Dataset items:
=====
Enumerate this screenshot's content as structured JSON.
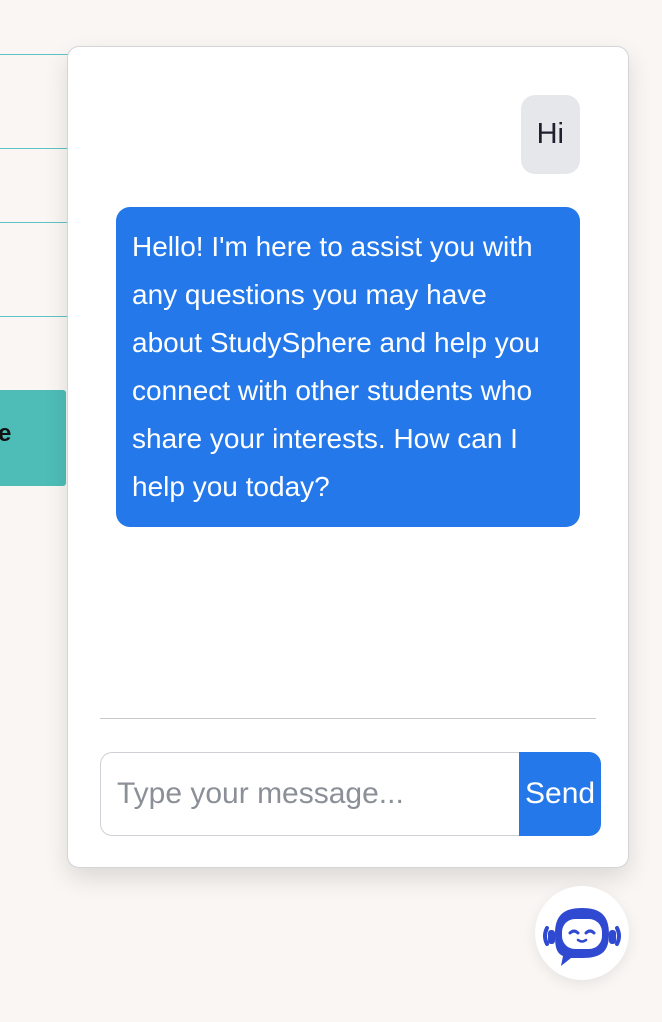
{
  "background": {
    "partial_button_label": "e"
  },
  "chat": {
    "messages": [
      {
        "role": "user",
        "text": "Hi"
      },
      {
        "role": "bot",
        "text": "Hello! I'm here to assist you with any questions you may have about StudySphere and help you connect with other students who share your interests. How can I help you today?"
      }
    ],
    "input": {
      "value": "",
      "placeholder": "Type your message..."
    },
    "send_label": "Send"
  },
  "launcher": {
    "icon": "chatbot-icon"
  },
  "colors": {
    "accent": "#2478ea",
    "user_bubble": "#e5e7eb",
    "background_teal": "#4ebdb8",
    "launcher_icon": "#2f49d1"
  }
}
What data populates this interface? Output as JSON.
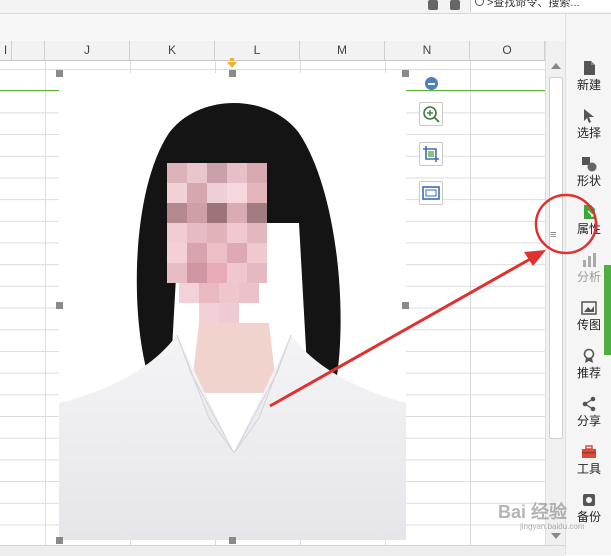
=====
### Directive
Every entry above should be duplicated exactly. Do not include the images.

### Solution
Enumerate this screenshot's content as structured JSON.
{
  "background": {
    "partial_button_label": "e"
  },
  "chat": {
    "messages": [
      {
        "role": "user",
        "text": "Hi"
      },
      {
        "role": "bot",
        "text": "Hello! I'm here to assist you with any questions you may have about StudySphere and help you connect with other students who share your interests. How can I help you today?"
      }
    ],
    "input": {
      "value": "",
      "placeholder": "Type your message..."
    },
    "send_label": "Send"
  },
  "launcher": {
    "icon": "chatbot-icon"
  },
  "colors": {
    "accent": "#2478ea",
    "user_bubble": "#e5e7eb",
    "background_teal": "#4ebdb8",
    "launcher_icon": "#2f49d1"
  }
}
What data populates this interface? Output as JSON.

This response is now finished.